↓↓↓
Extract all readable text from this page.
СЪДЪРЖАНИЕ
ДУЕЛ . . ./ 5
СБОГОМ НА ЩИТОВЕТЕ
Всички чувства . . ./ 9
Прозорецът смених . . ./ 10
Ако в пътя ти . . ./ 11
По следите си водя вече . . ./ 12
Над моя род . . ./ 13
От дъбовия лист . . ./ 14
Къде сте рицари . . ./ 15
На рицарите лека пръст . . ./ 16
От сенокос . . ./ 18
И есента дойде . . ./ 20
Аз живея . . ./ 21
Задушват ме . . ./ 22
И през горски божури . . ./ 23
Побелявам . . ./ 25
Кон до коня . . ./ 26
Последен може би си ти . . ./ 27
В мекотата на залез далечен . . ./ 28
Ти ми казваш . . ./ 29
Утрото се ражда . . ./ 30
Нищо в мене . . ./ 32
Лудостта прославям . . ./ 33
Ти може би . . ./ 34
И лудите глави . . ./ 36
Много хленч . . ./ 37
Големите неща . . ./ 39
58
↑↑↑
What you need to do: How many lines in the records above contain the word "може"? Reply with the number alone.

Answer to this exercise: 2